# Esercizio breve A
Trasforma in una tabella Markdown l'elenco, partendo dalla sua prima riga e arrivando alla riga che contiene "table-body xyxy=(2,63,1450,1494)", estremi inclusi. Usa le colonne "Numero" e "Riga dell'elenco" e tralascia le righe vuote.

Sul dialogo interreligioso più in generale l'impostazione martiniana, sulla scia della posizione teologica di K. Rahner, è dettata dal dato di fede che Cristo è presente e attivo nel credente non cristiano attraverso il suo Spirito e ciò sta alla base del dialogo ed inoltre a partire dalla storicità del Cristo si pone la necessità di dare ragione della speranza cristiana[16].
Attenzione ai non credenti
Nella lettera pastorale del 2000, La Madonna del sabato santo, egli scrive: «Per i non credenti pensosi – accomunati dalle stesse domande (dei credenti) – potrebbe forse essere l'occasione per ascoltare le testimonianze della fede sul senso di questo tempo (sabato santo) e sul senso della storia, non come schema ideologico, ma come frutto di sofferta riflessione e quindi come soffio purificatore, impulso a ricercare, a sperare, ad ascoltare la Voce che parla nel silenzio a chi cerca con onestà»[17]. Gli uomini si dovrebbero distinguere in pensanti e non pensanti, più che in credenti e non credenti, in quanto, secondo Martini, e secondo Bruno Forte, teologo suo grande amico, le due dimensioni di fede e non fede sono dentro ogni uomo pensante, in perenne dialogo tra loro. Il successo della "Cattedra dei non credenti", istituita dall'arcivescovo a Milano, è dovuto a questa impostazione che apre la possibilità di un autentico dialogo tra interlocutori di pari dignità e soprattutto di interrogare se stessi e di mettersi in questione con sincerità. In questo Martini ha dimostrato coraggio, prestando consapevolmente il fianco alle critiche, che d'altra parte ha messo nel conto fin dal momento della sua nomina a vescovo quando ha scelto come motto dello stemma episcopale "Pro veritate adversa diligere". Per amare sinceramente la verità bisogna saper amare anche le avversità che si incontrano nella ricerca, oltre che nella difesa, della verità. La Cattedra dei non credenti, che dovrebbe essere piuttosto intitolata "del non credente che è in me", è iniziata in sordina nel 1987 e si è sviluppata con grande successo fino all'ultimo incontro del 29 maggio 2002; è l'esempio dell'apertura di questo pastore che non si limita a custodire il gregge, ma va in cerca rispettosa di chi è, o si sente, o è ritenuto lontano e sembra voler domandare: lontano da chi? lontano da dove?

Record tratti da una raccolta di dati:
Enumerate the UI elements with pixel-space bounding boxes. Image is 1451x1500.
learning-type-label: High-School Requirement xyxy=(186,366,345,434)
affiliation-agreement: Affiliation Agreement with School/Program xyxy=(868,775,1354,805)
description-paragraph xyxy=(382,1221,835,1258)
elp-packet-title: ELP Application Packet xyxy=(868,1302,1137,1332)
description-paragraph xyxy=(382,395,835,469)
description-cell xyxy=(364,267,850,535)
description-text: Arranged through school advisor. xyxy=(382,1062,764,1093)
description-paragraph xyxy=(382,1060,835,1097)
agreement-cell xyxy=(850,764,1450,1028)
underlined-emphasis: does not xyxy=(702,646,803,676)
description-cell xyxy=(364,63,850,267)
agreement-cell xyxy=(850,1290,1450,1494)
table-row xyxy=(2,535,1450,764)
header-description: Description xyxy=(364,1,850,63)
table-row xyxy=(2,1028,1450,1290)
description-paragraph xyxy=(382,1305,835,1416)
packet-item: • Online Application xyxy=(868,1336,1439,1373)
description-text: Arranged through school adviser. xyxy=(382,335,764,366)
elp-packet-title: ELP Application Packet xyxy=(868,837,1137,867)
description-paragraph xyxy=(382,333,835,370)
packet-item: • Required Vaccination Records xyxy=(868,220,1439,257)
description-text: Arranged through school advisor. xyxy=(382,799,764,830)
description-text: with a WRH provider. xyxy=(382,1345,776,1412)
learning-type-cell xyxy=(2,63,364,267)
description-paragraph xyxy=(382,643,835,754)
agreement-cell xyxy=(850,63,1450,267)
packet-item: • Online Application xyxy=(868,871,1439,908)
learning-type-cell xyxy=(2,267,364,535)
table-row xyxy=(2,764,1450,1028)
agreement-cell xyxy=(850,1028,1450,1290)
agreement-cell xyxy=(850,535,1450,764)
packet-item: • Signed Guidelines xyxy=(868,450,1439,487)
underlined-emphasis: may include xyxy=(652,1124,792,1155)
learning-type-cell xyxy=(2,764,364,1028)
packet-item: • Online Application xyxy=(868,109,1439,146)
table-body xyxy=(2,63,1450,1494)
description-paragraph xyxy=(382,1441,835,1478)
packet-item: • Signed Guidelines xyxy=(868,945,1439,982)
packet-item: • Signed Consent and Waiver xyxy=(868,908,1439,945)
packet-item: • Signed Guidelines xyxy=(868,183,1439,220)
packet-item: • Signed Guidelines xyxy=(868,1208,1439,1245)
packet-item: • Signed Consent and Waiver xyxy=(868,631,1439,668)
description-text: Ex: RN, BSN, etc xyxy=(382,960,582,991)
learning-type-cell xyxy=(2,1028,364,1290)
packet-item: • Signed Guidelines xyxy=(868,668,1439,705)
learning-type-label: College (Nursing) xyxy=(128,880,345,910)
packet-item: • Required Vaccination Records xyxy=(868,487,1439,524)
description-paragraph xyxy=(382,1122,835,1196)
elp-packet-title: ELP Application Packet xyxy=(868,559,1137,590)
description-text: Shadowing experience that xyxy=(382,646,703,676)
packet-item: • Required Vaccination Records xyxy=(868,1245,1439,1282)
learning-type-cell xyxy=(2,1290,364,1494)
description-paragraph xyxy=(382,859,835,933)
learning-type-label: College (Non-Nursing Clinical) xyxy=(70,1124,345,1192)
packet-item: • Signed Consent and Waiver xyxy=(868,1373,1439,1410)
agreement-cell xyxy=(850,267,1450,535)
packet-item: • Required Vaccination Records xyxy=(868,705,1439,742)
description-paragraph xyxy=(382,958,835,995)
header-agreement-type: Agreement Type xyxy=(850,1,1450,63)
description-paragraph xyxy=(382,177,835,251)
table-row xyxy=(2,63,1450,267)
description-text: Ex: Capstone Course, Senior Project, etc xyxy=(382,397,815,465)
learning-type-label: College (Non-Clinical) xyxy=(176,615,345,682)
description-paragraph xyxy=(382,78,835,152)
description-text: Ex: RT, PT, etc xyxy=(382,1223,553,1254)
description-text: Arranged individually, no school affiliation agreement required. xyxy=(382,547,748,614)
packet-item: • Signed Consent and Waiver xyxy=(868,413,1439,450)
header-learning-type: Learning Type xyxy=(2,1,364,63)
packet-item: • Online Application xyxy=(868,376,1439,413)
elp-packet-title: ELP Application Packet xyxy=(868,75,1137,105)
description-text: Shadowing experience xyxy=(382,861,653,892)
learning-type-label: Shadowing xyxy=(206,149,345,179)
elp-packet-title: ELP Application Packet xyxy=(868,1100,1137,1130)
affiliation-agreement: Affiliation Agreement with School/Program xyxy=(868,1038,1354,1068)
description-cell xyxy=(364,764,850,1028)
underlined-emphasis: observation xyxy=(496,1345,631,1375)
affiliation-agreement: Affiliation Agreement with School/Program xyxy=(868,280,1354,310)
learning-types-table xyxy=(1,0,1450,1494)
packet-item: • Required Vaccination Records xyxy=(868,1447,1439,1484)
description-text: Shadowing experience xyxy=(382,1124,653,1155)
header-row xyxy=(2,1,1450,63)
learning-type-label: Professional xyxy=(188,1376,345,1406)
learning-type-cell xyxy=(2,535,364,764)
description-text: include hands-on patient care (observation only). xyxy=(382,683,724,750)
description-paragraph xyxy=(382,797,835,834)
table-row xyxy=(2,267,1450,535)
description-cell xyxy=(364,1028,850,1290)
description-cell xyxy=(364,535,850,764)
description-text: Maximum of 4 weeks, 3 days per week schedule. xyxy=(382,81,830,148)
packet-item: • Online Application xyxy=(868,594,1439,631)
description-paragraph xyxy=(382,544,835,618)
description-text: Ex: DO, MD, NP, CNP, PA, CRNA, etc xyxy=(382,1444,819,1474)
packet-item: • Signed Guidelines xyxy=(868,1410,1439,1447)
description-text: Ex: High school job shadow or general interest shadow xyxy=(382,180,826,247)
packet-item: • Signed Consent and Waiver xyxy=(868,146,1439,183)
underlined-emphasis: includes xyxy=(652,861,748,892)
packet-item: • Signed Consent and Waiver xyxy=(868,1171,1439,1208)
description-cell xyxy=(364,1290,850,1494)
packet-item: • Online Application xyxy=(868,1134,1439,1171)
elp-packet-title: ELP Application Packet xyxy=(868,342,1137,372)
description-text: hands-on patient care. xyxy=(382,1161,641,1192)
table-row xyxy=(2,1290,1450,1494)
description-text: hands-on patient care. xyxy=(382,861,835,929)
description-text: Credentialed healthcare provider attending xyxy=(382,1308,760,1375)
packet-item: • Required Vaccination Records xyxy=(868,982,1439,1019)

# Esercizio breve B
Secondo il testo fornito, in che anno è iniziata la Cattedra dei non credenti?

# Risultato A
| Numero | Riga dell'elenco |
|---|---|
| 1 | Enumerate the UI elements with pixel-space bounding boxes. Image is 1451x1500. |
| 2 | learning-type-label: High-School Requirement xyxy=(186,366,345,434) |
| 3 | affiliation-agreement: Affiliation Agreement with School/Program xyxy=(868,775,1354,805) |
| 4 | description-paragraph xyxy=(382,1221,835,1258) |
| 5 | elp-packet-title: ELP Application Packet xyxy=(868,1302,1137,1332) |
| 6 | description-paragraph xyxy=(382,395,835,469) |
| 7 | description-cell xyxy=(364,267,850,535) |
| 8 | description-text: Arranged through school advisor. xyxy=(382,1062,764,1093) |
| 9 | description-paragraph xyxy=(382,1060,835,1097) |
| 10 | agreement-cell xyxy=(850,764,1450,1028) |
| 11 | underlined-emphasis: does not xyxy=(702,646,803,676) |
| 12 | description-cell xyxy=(364,63,850,267) |
| 13 | agreement-cell xyxy=(850,1290,1450,1494) |
| 14 | table-row xyxy=(2,535,1450,764) |
| 15 | header-description: Description xyxy=(364,1,850,63) |
| 16 | table-row xyxy=(2,1028,1450,1290) |
| 17 | description-paragraph xyxy=(382,1305,835,1416) |
| 18 | packet-item: • Online Application xyxy=(868,1336,1439,1373) |
| 19 | description-text: Arranged through school adviser. xyxy=(382,335,764,366) |
| 20 | elp-packet-title: ELP Application Packet xyxy=(868,837,1137,867) |
| 21 | description-paragraph xyxy=(382,333,835,370) |
| 22 | packet-item: • Required Vaccination Records xyxy=(868,220,1439,257) |
| 23 | description-text: Arranged through school advisor. xyxy=(382,799,764,830) |
| 24 | description-text: with a WRH provider. xyxy=(382,1345,776,1412) |
| 25 | learning-type-cell xyxy=(2,63,364,267) |
| 26 | description-paragraph xyxy=(382,643,835,754) |
| 27 | agreement-cell xyxy=(850,63,1450,267) |
| 28 | packet-item: • Online Application xyxy=(868,871,1439,908) |
| 29 | learning-type-cell xyxy=(2,267,364,535) |
| 30 | table-row xyxy=(2,764,1450,1028) |
| 31 | agreement-cell xyxy=(850,1028,1450,1290) |
| 32 | agreement-cell xyxy=(850,535,1450,764) |
| 33 | packet-item: • Signed Guidelines xyxy=(868,450,1439,487) |
| 34 | underlined-emphasis: may include xyxy=(652,1124,792,1155) |
| 35 | learning-type-cell xyxy=(2,764,364,1028) |
| 36 | packet-item: • Online Application xyxy=(868,109,1439,146) |
| 37 | table-body xyxy=(2,63,1450,1494) |

# Risultato B
Nel 1987.